Reproduce all the entries precisely.

-=-=-

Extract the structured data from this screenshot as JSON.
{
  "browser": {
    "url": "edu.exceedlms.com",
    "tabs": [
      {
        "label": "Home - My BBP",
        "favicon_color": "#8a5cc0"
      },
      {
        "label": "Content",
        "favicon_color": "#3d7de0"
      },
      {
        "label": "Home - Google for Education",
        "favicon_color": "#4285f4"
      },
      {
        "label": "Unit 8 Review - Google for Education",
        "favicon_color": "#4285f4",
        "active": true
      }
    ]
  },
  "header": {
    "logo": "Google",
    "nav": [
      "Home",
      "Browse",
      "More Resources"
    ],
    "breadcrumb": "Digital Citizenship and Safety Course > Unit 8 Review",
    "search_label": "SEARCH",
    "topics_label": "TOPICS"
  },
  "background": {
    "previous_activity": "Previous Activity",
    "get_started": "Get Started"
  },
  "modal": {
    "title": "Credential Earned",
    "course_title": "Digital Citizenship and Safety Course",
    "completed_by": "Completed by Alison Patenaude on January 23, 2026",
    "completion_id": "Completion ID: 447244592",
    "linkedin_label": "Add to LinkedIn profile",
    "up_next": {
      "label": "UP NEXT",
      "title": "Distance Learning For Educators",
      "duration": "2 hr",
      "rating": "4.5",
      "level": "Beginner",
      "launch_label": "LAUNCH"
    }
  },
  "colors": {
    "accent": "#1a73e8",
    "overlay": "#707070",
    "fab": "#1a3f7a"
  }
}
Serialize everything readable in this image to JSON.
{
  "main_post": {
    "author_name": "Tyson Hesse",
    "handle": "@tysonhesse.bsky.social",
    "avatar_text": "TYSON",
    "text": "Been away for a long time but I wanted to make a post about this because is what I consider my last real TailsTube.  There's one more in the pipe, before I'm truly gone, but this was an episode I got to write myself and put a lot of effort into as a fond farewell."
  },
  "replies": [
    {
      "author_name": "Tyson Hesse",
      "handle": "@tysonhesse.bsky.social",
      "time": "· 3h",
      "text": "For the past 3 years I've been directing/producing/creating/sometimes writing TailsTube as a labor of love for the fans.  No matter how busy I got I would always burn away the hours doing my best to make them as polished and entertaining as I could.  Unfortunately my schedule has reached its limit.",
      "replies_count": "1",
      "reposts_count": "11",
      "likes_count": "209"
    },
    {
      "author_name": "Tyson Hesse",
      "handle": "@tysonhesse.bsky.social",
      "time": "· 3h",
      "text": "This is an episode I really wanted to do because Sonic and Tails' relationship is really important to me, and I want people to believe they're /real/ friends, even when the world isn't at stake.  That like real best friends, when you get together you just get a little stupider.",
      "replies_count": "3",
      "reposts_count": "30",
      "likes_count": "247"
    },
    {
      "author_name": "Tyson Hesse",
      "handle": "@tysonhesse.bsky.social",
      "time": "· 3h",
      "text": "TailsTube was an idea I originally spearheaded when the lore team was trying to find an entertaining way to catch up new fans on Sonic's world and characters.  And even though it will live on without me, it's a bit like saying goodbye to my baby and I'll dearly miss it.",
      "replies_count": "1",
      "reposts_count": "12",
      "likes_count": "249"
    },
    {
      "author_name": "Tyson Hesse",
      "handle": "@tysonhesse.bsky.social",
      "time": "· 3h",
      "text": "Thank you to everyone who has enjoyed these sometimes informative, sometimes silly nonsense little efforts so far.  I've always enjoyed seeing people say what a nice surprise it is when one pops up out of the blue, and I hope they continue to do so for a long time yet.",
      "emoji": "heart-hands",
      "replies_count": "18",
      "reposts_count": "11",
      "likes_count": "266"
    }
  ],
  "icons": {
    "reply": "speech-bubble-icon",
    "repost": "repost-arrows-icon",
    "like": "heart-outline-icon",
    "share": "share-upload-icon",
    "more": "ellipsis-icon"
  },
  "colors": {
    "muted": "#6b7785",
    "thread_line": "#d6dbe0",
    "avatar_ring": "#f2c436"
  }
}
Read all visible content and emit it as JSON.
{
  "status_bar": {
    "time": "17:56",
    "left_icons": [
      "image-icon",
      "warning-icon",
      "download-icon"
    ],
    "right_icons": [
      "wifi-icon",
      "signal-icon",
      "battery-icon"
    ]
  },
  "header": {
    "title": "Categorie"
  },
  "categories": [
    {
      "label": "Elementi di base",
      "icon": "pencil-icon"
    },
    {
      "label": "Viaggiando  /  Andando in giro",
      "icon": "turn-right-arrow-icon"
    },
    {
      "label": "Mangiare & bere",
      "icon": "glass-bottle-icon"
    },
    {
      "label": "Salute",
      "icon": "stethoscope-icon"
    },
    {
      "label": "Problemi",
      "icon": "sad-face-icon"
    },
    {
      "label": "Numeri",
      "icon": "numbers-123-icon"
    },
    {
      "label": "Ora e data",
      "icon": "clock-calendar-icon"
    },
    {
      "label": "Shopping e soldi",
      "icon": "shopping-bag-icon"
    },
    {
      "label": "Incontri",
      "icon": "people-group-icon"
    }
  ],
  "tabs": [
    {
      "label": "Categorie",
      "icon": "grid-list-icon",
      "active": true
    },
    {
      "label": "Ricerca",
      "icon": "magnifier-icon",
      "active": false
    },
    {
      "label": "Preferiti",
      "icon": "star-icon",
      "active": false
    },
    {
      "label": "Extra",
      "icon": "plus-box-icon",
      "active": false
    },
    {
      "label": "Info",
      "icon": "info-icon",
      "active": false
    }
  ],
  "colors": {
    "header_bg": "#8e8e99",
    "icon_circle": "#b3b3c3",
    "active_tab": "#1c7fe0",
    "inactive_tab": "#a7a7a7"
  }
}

-=-=-

* _Solution below_:
Extract the structured data from this screenshot as JSON.
{
  "browser": {
    "url": "edu.exceedlms.com",
    "tabs": [
      {
        "label": "Home - My BBP",
        "favicon_color": "#8a5cc0"
      },
      {
        "label": "Content",
        "favicon_color": "#3d7de0"
      },
      {
        "label": "Home - Google for Education",
        "favicon_color": "#4285f4"
      },
      {
        "label": "Unit 8 Review - Google for Education",
        "favicon_color": "#4285f4",
        "active": true
      }
    ]
  },
  "header": {
    "logo": "Google",
    "nav": [
      "Home",
      "Browse",
      "More Resources"
    ],
    "breadcrumb": "Digital Citizenship and Safety Course > Unit 8 Review",
    "search_label": "SEARCH",
    "topics_label": "TOPICS"
  },
  "background": {
    "previous_activity": "Previous Activity",
    "get_started": "Get Started"
  },
  "modal": {
    "title": "Credential Earned",
    "course_title": "Digital Citizenship and Safety Course",
    "completed_by": "Completed by Alison Patenaude on January 23, 2026",
    "completion_id": "Completion ID: 447244592",
    "linkedin_label": "Add to LinkedIn profile",
    "up_next": {
      "label": "UP NEXT",
      "title": "Distance Learning For Educators",
      "duration": "2 hr",
      "rating": "4.5",
      "level": "Beginner",
      "launch_label": "LAUNCH"
    }
  },
  "colors": {
    "accent": "#1a73e8",
    "overlay": "#707070",
    "fab": "#1a3f7a"
  }
}
Serialize everything readable in this image to JSON.
{
  "main_post": {
    "author_name": "Tyson Hesse",
    "handle": "@tysonhesse.bsky.social",
    "avatar_text": "TYSON",
    "text": "Been away for a long time but I wanted to make a post about this because is what I consider my last real TailsTube.  There's one more in the pipe, before I'm truly gone, but this was an episode I got to write myself and put a lot of effort into as a fond farewell."
  },
  "replies": [
    {
      "author_name": "Tyson Hesse",
      "handle": "@tysonhesse.bsky.social",
      "time": "· 3h",
      "text": "For the past 3 years I've been directing/producing/creating/sometimes writing TailsTube as a labor of love for the fans.  No matter how busy I got I would always burn away the hours doing my best to make them as polished and entertaining as I could.  Unfortunately my schedule has reached its limit.",
      "replies_count": "1",
      "reposts_count": "11",
      "likes_count": "209"
    },
    {
      "author_name": "Tyson Hesse",
      "handle": "@tysonhesse.bsky.social",
      "time": "· 3h",
      "text": "This is an episode I really wanted to do because Sonic and Tails' relationship is really important to me, and I want people to believe they're /real/ friends, even when the world isn't at stake.  That like real best friends, when you get together you just get a little stupider.",
      "replies_count": "3",
      "reposts_count": "30",
      "likes_count": "247"
    },
    {
      "author_name": "Tyson Hesse",
      "handle": "@tysonhesse.bsky.social",
      "time": "· 3h",
      "text": "TailsTube was an idea I originally spearheaded when the lore team was trying to find an entertaining way to catch up new fans on Sonic's world and characters.  And even though it will live on without me, it's a bit like saying goodbye to my baby and I'll dearly miss it.",
      "replies_count": "1",
      "reposts_count": "12",
      "likes_count": "249"
    },
    {
      "author_name": "Tyson Hesse",
      "handle": "@tysonhesse.bsky.social",
      "time": "· 3h",
      "text": "Thank you to everyone who has enjoyed these sometimes informative, sometimes silly nonsense little efforts so far.  I've always enjoyed seeing people say what a nice surprise it is when one pops up out of the blue, and I hope they continue to do so for a long time yet.",
      "emoji": "heart-hands",
      "replies_count": "18",
      "reposts_count": "11",
      "likes_count": "266"
    }
  ],
  "icons": {
    "reply": "speech-bubble-icon",
    "repost": "repost-arrows-icon",
    "like": "heart-outline-icon",
    "share": "share-upload-icon",
    "more": "ellipsis-icon"
  },
  "colors": {
    "muted": "#6b7785",
    "thread_line": "#d6dbe0",
    "avatar_ring": "#f2c436"
  }
}
Read all visible content and emit it as JSON.
{
  "status_bar": {
    "time": "17:56",
    "left_icons": [
      "image-icon",
      "warning-icon",
      "download-icon"
    ],
    "right_icons": [
      "wifi-icon",
      "signal-icon",
      "battery-icon"
    ]
  },
  "header": {
    "title": "Categorie"
  },
  "categories": [
    {
      "label": "Elementi di base",
      "icon": "pencil-icon"
    },
    {
      "label": "Viaggiando  /  Andando in giro",
      "icon": "turn-right-arrow-icon"
    },
    {
      "label": "Mangiare & bere",
      "icon": "glass-bottle-icon"
    },
    {
      "label": "Salute",
      "icon": "stethoscope-icon"
    },
    {
      "label": "Problemi",
      "icon": "sad-face-icon"
    },
    {
      "label": "Numeri",
      "icon": "numbers-123-icon"
    },
    {
      "label": "Ora e data",
      "icon": "clock-calendar-icon"
    },
    {
      "label": "Shopping e soldi",
      "icon": "shopping-bag-icon"
    },
    {
      "label": "Incontri",
      "icon": "people-group-icon"
    }
  ],
  "tabs": [
    {
      "label": "Categorie",
      "icon": "grid-list-icon",
      "active": true
    },
    {
      "label": "Ricerca",
      "icon": "magnifier-icon",
      "active": false
    },
    {
      "label": "Preferiti",
      "icon": "star-icon",
      "active": false
    },
    {
      "label": "Extra",
      "icon": "plus-box-icon",
      "active": false
    },
    {
      "label": "Info",
      "icon": "info-icon",
      "active": false
    }
  ],
  "colors": {
    "header_bg": "#8e8e99",
    "icon_circle": "#b3b3c3",
    "active_tab": "#1c7fe0",
    "inactive_tab": "#a7a7a7"
  }
}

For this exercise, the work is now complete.